*TASK REQUIREMENTS*
Transcribe the full listing below exactly.

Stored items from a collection
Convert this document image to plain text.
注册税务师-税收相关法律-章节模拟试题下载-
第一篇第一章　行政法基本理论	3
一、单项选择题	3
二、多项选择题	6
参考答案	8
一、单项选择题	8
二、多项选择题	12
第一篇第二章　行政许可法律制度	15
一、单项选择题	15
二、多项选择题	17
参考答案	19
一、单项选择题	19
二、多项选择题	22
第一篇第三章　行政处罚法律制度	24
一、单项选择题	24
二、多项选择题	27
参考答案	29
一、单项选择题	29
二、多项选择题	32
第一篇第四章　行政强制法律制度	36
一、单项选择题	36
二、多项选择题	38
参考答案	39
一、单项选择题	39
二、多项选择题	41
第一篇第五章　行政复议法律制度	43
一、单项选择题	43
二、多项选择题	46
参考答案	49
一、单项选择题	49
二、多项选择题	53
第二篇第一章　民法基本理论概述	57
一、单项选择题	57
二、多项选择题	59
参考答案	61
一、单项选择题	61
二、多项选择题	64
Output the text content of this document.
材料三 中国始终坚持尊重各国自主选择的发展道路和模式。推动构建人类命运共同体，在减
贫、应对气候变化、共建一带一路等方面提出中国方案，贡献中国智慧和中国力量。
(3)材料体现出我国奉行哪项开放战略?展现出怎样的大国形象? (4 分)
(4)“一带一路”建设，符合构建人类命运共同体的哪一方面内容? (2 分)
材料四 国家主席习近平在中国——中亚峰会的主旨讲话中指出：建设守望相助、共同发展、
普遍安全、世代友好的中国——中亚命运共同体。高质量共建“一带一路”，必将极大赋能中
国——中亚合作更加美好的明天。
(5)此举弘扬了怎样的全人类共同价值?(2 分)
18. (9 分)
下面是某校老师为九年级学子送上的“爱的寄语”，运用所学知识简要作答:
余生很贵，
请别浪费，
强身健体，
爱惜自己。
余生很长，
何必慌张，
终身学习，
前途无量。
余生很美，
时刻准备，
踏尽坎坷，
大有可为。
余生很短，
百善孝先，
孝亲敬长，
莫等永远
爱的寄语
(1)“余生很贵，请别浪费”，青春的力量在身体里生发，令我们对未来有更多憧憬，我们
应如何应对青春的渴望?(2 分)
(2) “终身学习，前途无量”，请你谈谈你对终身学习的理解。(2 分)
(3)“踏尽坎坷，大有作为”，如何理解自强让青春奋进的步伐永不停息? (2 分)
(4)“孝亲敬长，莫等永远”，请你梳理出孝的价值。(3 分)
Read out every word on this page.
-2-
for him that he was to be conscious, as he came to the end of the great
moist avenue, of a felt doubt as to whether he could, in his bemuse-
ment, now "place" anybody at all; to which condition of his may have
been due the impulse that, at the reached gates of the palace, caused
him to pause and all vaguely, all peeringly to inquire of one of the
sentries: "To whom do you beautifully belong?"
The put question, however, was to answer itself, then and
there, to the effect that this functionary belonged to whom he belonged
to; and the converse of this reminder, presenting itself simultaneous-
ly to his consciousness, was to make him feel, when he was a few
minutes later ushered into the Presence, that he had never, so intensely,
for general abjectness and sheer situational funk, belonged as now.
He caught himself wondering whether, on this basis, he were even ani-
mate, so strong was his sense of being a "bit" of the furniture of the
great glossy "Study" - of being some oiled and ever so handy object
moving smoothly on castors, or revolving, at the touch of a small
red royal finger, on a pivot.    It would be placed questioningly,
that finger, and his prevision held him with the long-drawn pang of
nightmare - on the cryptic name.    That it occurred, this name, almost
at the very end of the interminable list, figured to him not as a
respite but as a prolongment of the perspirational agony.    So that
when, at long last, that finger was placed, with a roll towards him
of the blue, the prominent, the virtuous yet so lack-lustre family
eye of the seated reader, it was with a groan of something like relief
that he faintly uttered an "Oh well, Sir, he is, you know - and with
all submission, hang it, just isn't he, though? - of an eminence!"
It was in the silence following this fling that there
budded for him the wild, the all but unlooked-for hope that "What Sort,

*WRITTEN ANSWER*
Convert this document image to plain text.
注册税务师-税收相关法律-章节模拟试题下载-
第一篇第一章　行政法基本理论	3
一、单项选择题	3
二、多项选择题	6
参考答案	8
一、单项选择题	8
二、多项选择题	12
第一篇第二章　行政许可法律制度	15
一、单项选择题	15
二、多项选择题	17
参考答案	19
一、单项选择题	19
二、多项选择题	22
第一篇第三章　行政处罚法律制度	24
一、单项选择题	24
二、多项选择题	27
参考答案	29
一、单项选择题	29
二、多项选择题	32
第一篇第四章　行政强制法律制度	36
一、单项选择题	36
二、多项选择题	38
参考答案	39
一、单项选择题	39
二、多项选择题	41
第一篇第五章　行政复议法律制度	43
一、单项选择题	43
二、多项选择题	46
参考答案	49
一、单项选择题	49
二、多项选择题	53
第二篇第一章　民法基本理论概述	57
一、单项选择题	57
二、多项选择题	59
参考答案	61
一、单项选择题	61
二、多项选择题	64
Output the text content of this document.
材料三 中国始终坚持尊重各国自主选择的发展道路和模式。推动构建人类命运共同体，在减
贫、应对气候变化、共建一带一路等方面提出中国方案，贡献中国智慧和中国力量。
(3)材料体现出我国奉行哪项开放战略?展现出怎样的大国形象? (4 分)
(4)“一带一路”建设，符合构建人类命运共同体的哪一方面内容? (2 分)
材料四 国家主席习近平在中国——中亚峰会的主旨讲话中指出：建设守望相助、共同发展、
普遍安全、世代友好的中国——中亚命运共同体。高质量共建“一带一路”，必将极大赋能中
国——中亚合作更加美好的明天。
(5)此举弘扬了怎样的全人类共同价值?(2 分)
18. (9 分)
下面是某校老师为九年级学子送上的“爱的寄语”，运用所学知识简要作答:
余生很贵，
请别浪费，
强身健体，
爱惜自己。
余生很长，
何必慌张，
终身学习，
前途无量。
余生很美，
时刻准备，
踏尽坎坷，
大有可为。
余生很短，
百善孝先，
孝亲敬长，
莫等永远
爱的寄语
(1)“余生很贵，请别浪费”，青春的力量在身体里生发，令我们对未来有更多憧憬，我们
应如何应对青春的渴望?(2 分)
(2) “终身学习，前途无量”，请你谈谈你对终身学习的理解。(2 分)
(3)“踏尽坎坷，大有作为”，如何理解自强让青春奋进的步伐永不停息? (2 分)
(4)“孝亲敬长，莫等永远”，请你梳理出孝的价值。(3 分)
Read out every word on this page.
-2-
for him that he was to be conscious, as he came to the end of the great
moist avenue, of a felt doubt as to whether he could, in his bemuse-
ment, now "place" anybody at all; to which condition of his may have
been due the impulse that, at the reached gates of the palace, caused
him to pause and all vaguely, all peeringly to inquire of one of the
sentries: "To whom do you beautifully belong?"
The put question, however, was to answer itself, then and
there, to the effect that this functionary belonged to whom he belonged
to; and the converse of this reminder, presenting itself simultaneous-
ly to his consciousness, was to make him feel, when he was a few
minutes later ushered into the Presence, that he had never, so intensely,
for general abjectness and sheer situational funk, belonged as now.
He caught himself wondering whether, on this basis, he were even ani-
mate, so strong was his sense of being a "bit" of the furniture of the
great glossy "Study" - of being some oiled and ever so handy object
moving smoothly on castors, or revolving, at the touch of a small
red royal finger, on a pivot.    It would be placed questioningly,
that finger, and his prevision held him with the long-drawn pang of
nightmare - on the cryptic name.    That it occurred, this name, almost
at the very end of the interminable list, figured to him not as a
respite but as a prolongment of the perspirational agony.    So that
when, at long last, that finger was placed, with a roll towards him
of the blue, the prominent, the virtuous yet so lack-lustre family
eye of the seated reader, it was with a groan of something like relief
that he faintly uttered an "Oh well, Sir, he is, you know - and with
all submission, hang it, just isn't he, though? - of an eminence!"
It was in the silence following this fling that there
budded for him the wild, the all but unlooked-for hope that "What Sort,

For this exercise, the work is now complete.